Given exercise: The complete listing should be restated exactly.

>> BEGIN

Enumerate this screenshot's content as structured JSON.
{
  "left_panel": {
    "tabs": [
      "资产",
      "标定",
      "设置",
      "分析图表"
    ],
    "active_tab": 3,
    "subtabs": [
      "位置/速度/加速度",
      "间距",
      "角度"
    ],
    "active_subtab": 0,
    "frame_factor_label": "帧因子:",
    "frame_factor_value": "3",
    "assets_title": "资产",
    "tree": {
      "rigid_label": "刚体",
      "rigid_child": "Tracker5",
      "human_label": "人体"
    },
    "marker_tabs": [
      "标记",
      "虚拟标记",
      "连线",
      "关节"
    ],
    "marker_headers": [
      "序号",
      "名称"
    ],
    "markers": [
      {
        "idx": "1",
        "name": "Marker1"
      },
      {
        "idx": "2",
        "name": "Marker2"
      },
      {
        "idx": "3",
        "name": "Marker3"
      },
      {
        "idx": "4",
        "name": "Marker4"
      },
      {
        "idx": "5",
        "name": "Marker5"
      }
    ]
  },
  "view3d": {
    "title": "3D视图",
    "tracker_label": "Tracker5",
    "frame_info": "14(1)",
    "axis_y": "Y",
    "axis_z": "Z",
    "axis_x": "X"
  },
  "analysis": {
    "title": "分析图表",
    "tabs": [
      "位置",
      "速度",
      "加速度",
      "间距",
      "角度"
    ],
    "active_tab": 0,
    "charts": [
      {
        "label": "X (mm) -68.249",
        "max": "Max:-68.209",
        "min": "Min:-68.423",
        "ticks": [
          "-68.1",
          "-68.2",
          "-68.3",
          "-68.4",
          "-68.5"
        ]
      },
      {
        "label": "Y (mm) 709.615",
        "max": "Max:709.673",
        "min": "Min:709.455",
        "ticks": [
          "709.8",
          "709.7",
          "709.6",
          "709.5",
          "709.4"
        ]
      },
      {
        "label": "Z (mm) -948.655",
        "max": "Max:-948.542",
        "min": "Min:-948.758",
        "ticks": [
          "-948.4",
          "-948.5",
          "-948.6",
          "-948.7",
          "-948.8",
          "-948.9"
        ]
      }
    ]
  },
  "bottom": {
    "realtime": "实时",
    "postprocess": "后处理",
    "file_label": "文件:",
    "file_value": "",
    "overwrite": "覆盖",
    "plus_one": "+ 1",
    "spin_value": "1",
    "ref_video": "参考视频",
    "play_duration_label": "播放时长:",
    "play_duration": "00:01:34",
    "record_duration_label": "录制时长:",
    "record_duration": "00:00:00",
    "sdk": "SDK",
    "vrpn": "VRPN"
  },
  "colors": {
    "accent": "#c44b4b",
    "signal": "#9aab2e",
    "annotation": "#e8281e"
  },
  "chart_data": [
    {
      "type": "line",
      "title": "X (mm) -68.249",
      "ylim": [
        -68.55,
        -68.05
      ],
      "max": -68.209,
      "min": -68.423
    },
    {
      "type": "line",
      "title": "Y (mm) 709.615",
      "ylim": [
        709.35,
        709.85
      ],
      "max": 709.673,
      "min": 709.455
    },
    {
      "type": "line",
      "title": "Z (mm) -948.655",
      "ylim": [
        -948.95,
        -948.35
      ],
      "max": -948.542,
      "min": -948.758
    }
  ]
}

>> END

Output of the exercise:
Enumerate this screenshot's content as structured JSON.
{
  "left_panel": {
    "tabs": [
      "资产",
      "标定",
      "设置",
      "分析图表"
    ],
    "active_tab": 3,
    "subtabs": [
      "位置/速度/加速度",
      "间距",
      "角度"
    ],
    "active_subtab": 0,
    "frame_factor_label": "帧因子:",
    "frame_factor_value": "3",
    "assets_title": "资产",
    "tree": {
      "rigid_label": "刚体",
      "rigid_child": "Tracker5",
      "human_label": "人体"
    },
    "marker_tabs": [
      "标记",
      "虚拟标记",
      "连线",
      "关节"
    ],
    "marker_headers": [
      "序号",
      "名称"
    ],
    "markers": [
      {
        "idx": "1",
        "name": "Marker1"
      },
      {
        "idx": "2",
        "name": "Marker2"
      },
      {
        "idx": "3",
        "name": "Marker3"
      },
      {
        "idx": "4",
        "name": "Marker4"
      },
      {
        "idx": "5",
        "name": "Marker5"
      }
    ]
  },
  "view3d": {
    "title": "3D视图",
    "tracker_label": "Tracker5",
    "frame_info": "14(1)",
    "axis_y": "Y",
    "axis_z": "Z",
    "axis_x": "X"
  },
  "analysis": {
    "title": "分析图表",
    "tabs": [
      "位置",
      "速度",
      "加速度",
      "间距",
      "角度"
    ],
    "active_tab": 0,
    "charts": [
      {
        "label": "X (mm) -68.249",
        "max": "Max:-68.209",
        "min": "Min:-68.423",
        "ticks": [
          "-68.1",
          "-68.2",
          "-68.3",
          "-68.4",
          "-68.5"
        ]
      },
      {
        "label": "Y (mm) 709.615",
        "max": "Max:709.673",
        "min": "Min:709.455",
        "ticks": [
          "709.8",
          "709.7",
          "709.6",
          "709.5",
          "709.4"
        ]
      },
      {
        "label": "Z (mm) -948.655",
        "max": "Max:-948.542",
        "min": "Min:-948.758",
        "ticks": [
          "-948.4",
          "-948.5",
          "-948.6",
          "-948.7",
          "-948.8",
          "-948.9"
        ]
      }
    ]
  },
  "bottom": {
    "realtime": "实时",
    "postprocess": "后处理",
    "file_label": "文件:",
    "file_value": "",
    "overwrite": "覆盖",
    "plus_one": "+ 1",
    "spin_value": "1",
    "ref_video": "参考视频",
    "play_duration_label": "播放时长:",
    "play_duration": "00:01:34",
    "record_duration_label": "录制时长:",
    "record_duration": "00:00:00",
    "sdk": "SDK",
    "vrpn": "VRPN"
  },
  "colors": {
    "accent": "#c44b4b",
    "signal": "#9aab2e",
    "annotation": "#e8281e"
  },
  "chart_data": [
    {
      "type": "line",
      "title": "X (mm) -68.249",
      "ylim": [
        -68.55,
        -68.05
      ],
      "max": -68.209,
      "min": -68.423
    },
    {
      "type": "line",
      "title": "Y (mm) 709.615",
      "ylim": [
        709.35,
        709.85
      ],
      "max": 709.673,
      "min": 709.455
    },
    {
      "type": "line",
      "title": "Z (mm) -948.655",
      "ylim": [
        -948.95,
        -948.35
      ],
      "max": -948.542,
      "min": -948.758
    }
  ]
}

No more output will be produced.